Write every record out again exactly, and keep images out of it.

### Figure collection entries
+ + + +
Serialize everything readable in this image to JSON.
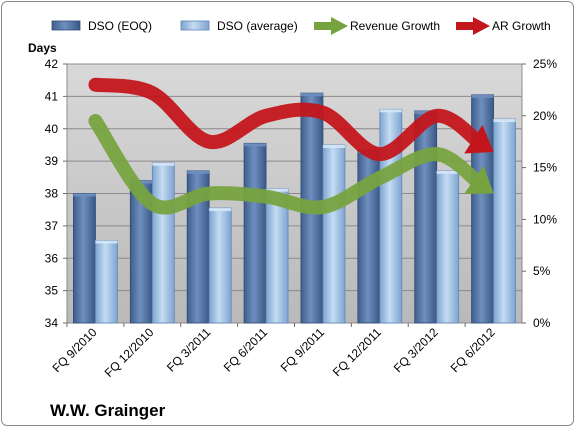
{
  "chart_data": {
    "type": "bar",
    "title": "",
    "footer_label": "W.W. Grainger",
    "ylabel": "Days",
    "y2label": "",
    "ylim": [
      34,
      42
    ],
    "yticks": [
      34,
      35,
      36,
      37,
      38,
      39,
      40,
      41,
      42
    ],
    "y2lim": [
      0,
      25
    ],
    "y2ticks": [
      "0%",
      "5%",
      "10%",
      "15%",
      "20%",
      "25%"
    ],
    "categories": [
      "FQ 9/2010",
      "FQ 12/2010",
      "FQ 3/2011",
      "FQ 6/2011",
      "FQ 9/2011",
      "FQ 12/2011",
      "FQ 3/2012",
      "FQ 6/2012"
    ],
    "series": [
      {
        "name": "DSO (EOQ)",
        "kind": "bar",
        "axis": "left",
        "color": "#4f6f9f",
        "values": [
          38.0,
          38.4,
          38.7,
          39.55,
          41.1,
          39.35,
          40.55,
          41.05
        ]
      },
      {
        "name": "DSO (average)",
        "kind": "bar",
        "axis": "left",
        "color": "#9dbfe3",
        "values": [
          36.55,
          38.95,
          37.55,
          38.15,
          39.5,
          40.6,
          38.7,
          40.3
        ]
      },
      {
        "name": "Revenue Growth",
        "kind": "arrow-line",
        "axis": "right",
        "color": "#77a33f",
        "values": [
          19.5,
          11.5,
          12.5,
          12.2,
          11.2,
          14.0,
          16.3,
          12.5
        ]
      },
      {
        "name": "AR Growth",
        "kind": "arrow-line",
        "axis": "right",
        "color": "#c3161c",
        "values": [
          23.0,
          22.2,
          17.5,
          20.0,
          20.3,
          16.3,
          20.0,
          16.5
        ]
      }
    ],
    "legend_position": "top",
    "grid": true
  }
}
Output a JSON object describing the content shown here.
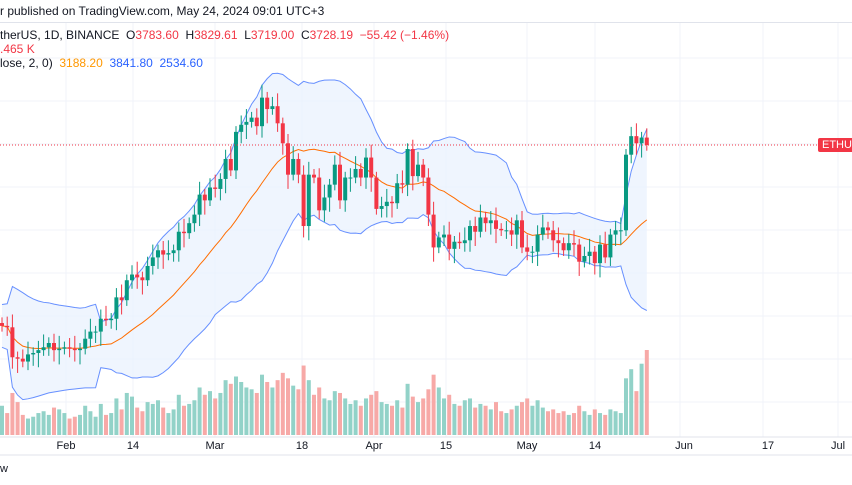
{
  "header": {
    "published": "r published on TradingView.com, May 24, 2024 09:01 UTC+3"
  },
  "legend": {
    "symbol": "therUS, 1D, BINANCE",
    "o_label": "O",
    "o": "3783.60",
    "h_label": "H",
    "h": "3829.61",
    "l_label": "L",
    "l": "3719.00",
    "c_label": "C",
    "c": "3728.19",
    "change": "−55.42 (−1.46%)",
    "volume": ".465 K",
    "bb_label": "lose, 2, 0)",
    "bb_basis": "3188.20",
    "bb_upper": "3841.80",
    "bb_lower": "2534.60"
  },
  "price_tag": "ETHUS",
  "footer": "w",
  "chart_data": {
    "type": "candlestick",
    "x_ticks": [
      "Feb",
      "14",
      "Mar",
      "18",
      "Apr",
      "15",
      "May",
      "14",
      "Jun",
      "17",
      "Jul"
    ],
    "last_close": 3728.19,
    "colors": {
      "up": "#089981",
      "down": "#f23645",
      "up_volume": "#92d2c8",
      "down_volume": "#f7a9a7",
      "bb_basis": "#ff6d00",
      "bb_band": "#2962ff",
      "bb_fill": "#e8f1fd"
    },
    "indicators": [
      "Bollinger Bands (20, 2)",
      "Volume"
    ],
    "closes": [
      2460,
      2450,
      2240,
      2230,
      2210,
      2260,
      2270,
      2290,
      2310,
      2340,
      2290,
      2300,
      2310,
      2300,
      2290,
      2300,
      2370,
      2420,
      2420,
      2510,
      2500,
      2510,
      2660,
      2640,
      2780,
      2820,
      2800,
      2780,
      2880,
      2940,
      2990,
      2960,
      2970,
      2990,
      3120,
      3110,
      3180,
      3240,
      3380,
      3340,
      3430,
      3420,
      3490,
      3630,
      3550,
      3820,
      3870,
      3890,
      3920,
      3860,
      4060,
      3980,
      4000,
      3880,
      3740,
      3520,
      3630,
      3520,
      3160,
      3520,
      3500,
      3270,
      3360,
      3450,
      3590,
      3340,
      3500,
      3500,
      3560,
      3500,
      3640,
      3500,
      3280,
      3300,
      3330,
      3320,
      3460,
      3450,
      3700,
      3510,
      3590,
      3500,
      3240,
      3010,
      3080,
      3100,
      3000,
      3050,
      3040,
      3060,
      3160,
      3120,
      3220,
      3180,
      3200,
      3140,
      3130,
      3130,
      3100,
      3200,
      3010,
      2980,
      2980,
      3100,
      3150,
      3130,
      3060,
      3040,
      2990,
      3040,
      3030,
      2910,
      2950,
      2980,
      2900,
      3030,
      2940,
      3100,
      3130,
      3130,
      3660,
      3790,
      3740,
      3780,
      3728.19
    ],
    "volumes_k": [
      160,
      120,
      230,
      180,
      110,
      90,
      100,
      120,
      130,
      110,
      150,
      140,
      120,
      90,
      100,
      110,
      160,
      130,
      100,
      170,
      110,
      120,
      200,
      140,
      230,
      210,
      150,
      130,
      180,
      170,
      190,
      150,
      120,
      140,
      220,
      160,
      170,
      190,
      260,
      220,
      240,
      200,
      230,
      300,
      280,
      320,
      290,
      260,
      250,
      230,
      330,
      290,
      260,
      300,
      340,
      310,
      270,
      250,
      380,
      300,
      220,
      260,
      200,
      190,
      240,
      230,
      200,
      170,
      190,
      160,
      200,
      220,
      240,
      180,
      170,
      160,
      190,
      150,
      280,
      210,
      180,
      200,
      250,
      330,
      260,
      200,
      220,
      170,
      160,
      190,
      200,
      150,
      170,
      160,
      140,
      180,
      130,
      120,
      140,
      160,
      180,
      200,
      160,
      190,
      150,
      130,
      140,
      120,
      130,
      110,
      120,
      160,
      130,
      110,
      140,
      120,
      110,
      140,
      130,
      120,
      310,
      360,
      240,
      390,
      465
    ]
  }
}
+ + + +
### Complete response
Serialize everything readable in this image to JSON.
{
  "chart_data": {
    "type": "bar",
    "title": "",
    "footer_label": "W.W. Grainger",
    "ylabel": "Days",
    "y2label": "",
    "ylim": [
      34,
      42
    ],
    "yticks": [
      34,
      35,
      36,
      37,
      38,
      39,
      40,
      41,
      42
    ],
    "y2lim": [
      0,
      25
    ],
    "y2ticks": [
      "0%",
      "5%",
      "10%",
      "15%",
      "20%",
      "25%"
    ],
    "categories": [
      "FQ 9/2010",
      "FQ 12/2010",
      "FQ 3/2011",
      "FQ 6/2011",
      "FQ 9/2011",
      "FQ 12/2011",
      "FQ 3/2012",
      "FQ 6/2012"
    ],
    "series": [
      {
        "name": "DSO (EOQ)",
        "kind": "bar",
        "axis": "left",
        "color": "#4f6f9f",
        "values": [
          38.0,
          38.4,
          38.7,
          39.55,
          41.1,
          39.35,
          40.55,
          41.05
        ]
      },
      {
        "name": "DSO (average)",
        "kind": "bar",
        "axis": "left",
        "color": "#9dbfe3",
        "values": [
          36.55,
          38.95,
          37.55,
          38.15,
          39.5,
          40.6,
          38.7,
          40.3
        ]
      },
      {
        "name": "Revenue Growth",
        "kind": "arrow-line",
        "axis": "right",
        "color": "#77a33f",
        "values": [
          19.5,
          11.5,
          12.5,
          12.2,
          11.2,
          14.0,
          16.3,
          12.5
        ]
      },
      {
        "name": "AR Growth",
        "kind": "arrow-line",
        "axis": "right",
        "color": "#c3161c",
        "values": [
          23.0,
          22.2,
          17.5,
          20.0,
          20.3,
          16.3,
          20.0,
          16.5
        ]
      }
    ],
    "legend_position": "top",
    "grid": true
  }
}
Output a JSON object describing the content shown here.
{
  "header": {
    "published": "r published on TradingView.com, May 24, 2024 09:01 UTC+3"
  },
  "legend": {
    "symbol": "therUS, 1D, BINANCE",
    "o_label": "O",
    "o": "3783.60",
    "h_label": "H",
    "h": "3829.61",
    "l_label": "L",
    "l": "3719.00",
    "c_label": "C",
    "c": "3728.19",
    "change": "−55.42 (−1.46%)",
    "volume": ".465 K",
    "bb_label": "lose, 2, 0)",
    "bb_basis": "3188.20",
    "bb_upper": "3841.80",
    "bb_lower": "2534.60"
  },
  "price_tag": "ETHUS",
  "footer": "w",
  "chart_data": {
    "type": "candlestick",
    "x_ticks": [
      "Feb",
      "14",
      "Mar",
      "18",
      "Apr",
      "15",
      "May",
      "14",
      "Jun",
      "17",
      "Jul"
    ],
    "last_close": 3728.19,
    "colors": {
      "up": "#089981",
      "down": "#f23645",
      "up_volume": "#92d2c8",
      "down_volume": "#f7a9a7",
      "bb_basis": "#ff6d00",
      "bb_band": "#2962ff",
      "bb_fill": "#e8f1fd"
    },
    "indicators": [
      "Bollinger Bands (20, 2)",
      "Volume"
    ],
    "closes": [
      2460,
      2450,
      2240,
      2230,
      2210,
      2260,
      2270,
      2290,
      2310,
      2340,
      2290,
      2300,
      2310,
      2300,
      2290,
      2300,
      2370,
      2420,
      2420,
      2510,
      2500,
      2510,
      2660,
      2640,
      2780,
      2820,
      2800,
      2780,
      2880,
      2940,
      2990,
      2960,
      2970,
      2990,
      3120,
      3110,
      3180,
      3240,
      3380,
      3340,
      3430,
      3420,
      3490,
      3630,
      3550,
      3820,
      3870,
      3890,
      3920,
      3860,
      4060,
      3980,
      4000,
      3880,
      3740,
      3520,
      3630,
      3520,
      3160,
      3520,
      3500,
      3270,
      3360,
      3450,
      3590,
      3340,
      3500,
      3500,
      3560,
      3500,
      3640,
      3500,
      3280,
      3300,
      3330,
      3320,
      3460,
      3450,
      3700,
      3510,
      3590,
      3500,
      3240,
      3010,
      3080,
      3100,
      3000,
      3050,
      3040,
      3060,
      3160,
      3120,
      3220,
      3180,
      3200,
      3140,
      3130,
      3130,
      3100,
      3200,
      3010,
      2980,
      2980,
      3100,
      3150,
      3130,
      3060,
      3040,
      2990,
      3040,
      3030,
      2910,
      2950,
      2980,
      2900,
      3030,
      2940,
      3100,
      3130,
      3130,
      3660,
      3790,
      3740,
      3780,
      3728.19
    ],
    "volumes_k": [
      160,
      120,
      230,
      180,
      110,
      90,
      100,
      120,
      130,
      110,
      150,
      140,
      120,
      90,
      100,
      110,
      160,
      130,
      100,
      170,
      110,
      120,
      200,
      140,
      230,
      210,
      150,
      130,
      180,
      170,
      190,
      150,
      120,
      140,
      220,
      160,
      170,
      190,
      260,
      220,
      240,
      200,
      230,
      300,
      280,
      320,
      290,
      260,
      250,
      230,
      330,
      290,
      260,
      300,
      340,
      310,
      270,
      250,
      380,
      300,
      220,
      260,
      200,
      190,
      240,
      230,
      200,
      170,
      190,
      160,
      200,
      220,
      240,
      180,
      170,
      160,
      190,
      150,
      280,
      210,
      180,
      200,
      250,
      330,
      260,
      200,
      220,
      170,
      160,
      190,
      200,
      150,
      170,
      160,
      140,
      180,
      130,
      120,
      140,
      160,
      180,
      200,
      160,
      190,
      150,
      130,
      140,
      120,
      130,
      110,
      120,
      160,
      130,
      110,
      140,
      120,
      110,
      140,
      130,
      120,
      310,
      360,
      240,
      390,
      465
    ]
  }
}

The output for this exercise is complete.